■ **What to produce**
Write out the records beneath this line exactly as they appear, minus any images.

[Dataset entries]
···

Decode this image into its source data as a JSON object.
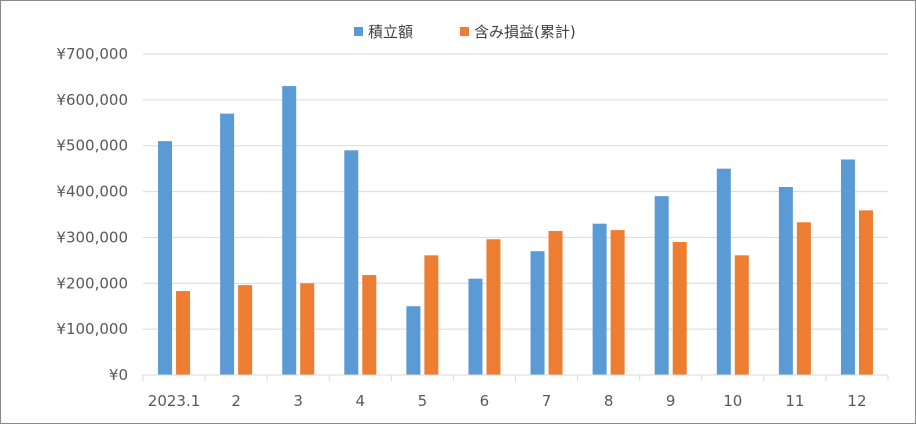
{
  "chart_data": {
    "type": "bar",
    "title": "",
    "xlabel": "",
    "ylabel": "",
    "categories": [
      "2023.1",
      "2",
      "3",
      "4",
      "5",
      "6",
      "7",
      "8",
      "9",
      "10",
      "11",
      "12"
    ],
    "series": [
      {
        "name": "積立額",
        "color": "#5B9BD5",
        "values": [
          510000,
          570000,
          630000,
          490000,
          150000,
          210000,
          270000,
          330000,
          390000,
          450000,
          410000,
          470000
        ]
      },
      {
        "name": "含み損益(累計)",
        "color": "#ED7D31",
        "values": [
          183000,
          196000,
          200000,
          218000,
          261000,
          296000,
          314000,
          316000,
          290000,
          261000,
          333000,
          359000
        ]
      }
    ],
    "ylim": [
      0,
      700000
    ],
    "yticks": [
      "¥0",
      "¥100,000",
      "¥200,000",
      "¥300,000",
      "¥400,000",
      "¥500,000",
      "¥600,000",
      "¥700,000"
    ],
    "grid": true,
    "legend_position": "top-center",
    "gridline_color": "#D9D9D9"
  }
}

···

■ **Task output**
Decode this image into its source data as a JSON object.
{
  "chart_data": {
    "type": "bar",
    "title": "",
    "xlabel": "",
    "ylabel": "",
    "categories": [
      "2023.1",
      "2",
      "3",
      "4",
      "5",
      "6",
      "7",
      "8",
      "9",
      "10",
      "11",
      "12"
    ],
    "series": [
      {
        "name": "積立額",
        "color": "#5B9BD5",
        "values": [
          510000,
          570000,
          630000,
          490000,
          150000,
          210000,
          270000,
          330000,
          390000,
          450000,
          410000,
          470000
        ]
      },
      {
        "name": "含み損益(累計)",
        "color": "#ED7D31",
        "values": [
          183000,
          196000,
          200000,
          218000,
          261000,
          296000,
          314000,
          316000,
          290000,
          261000,
          333000,
          359000
        ]
      }
    ],
    "ylim": [
      0,
      700000
    ],
    "yticks": [
      "¥0",
      "¥100,000",
      "¥200,000",
      "¥300,000",
      "¥400,000",
      "¥500,000",
      "¥600,000",
      "¥700,000"
    ],
    "grid": true,
    "legend_position": "top-center",
    "gridline_color": "#D9D9D9"
  }
}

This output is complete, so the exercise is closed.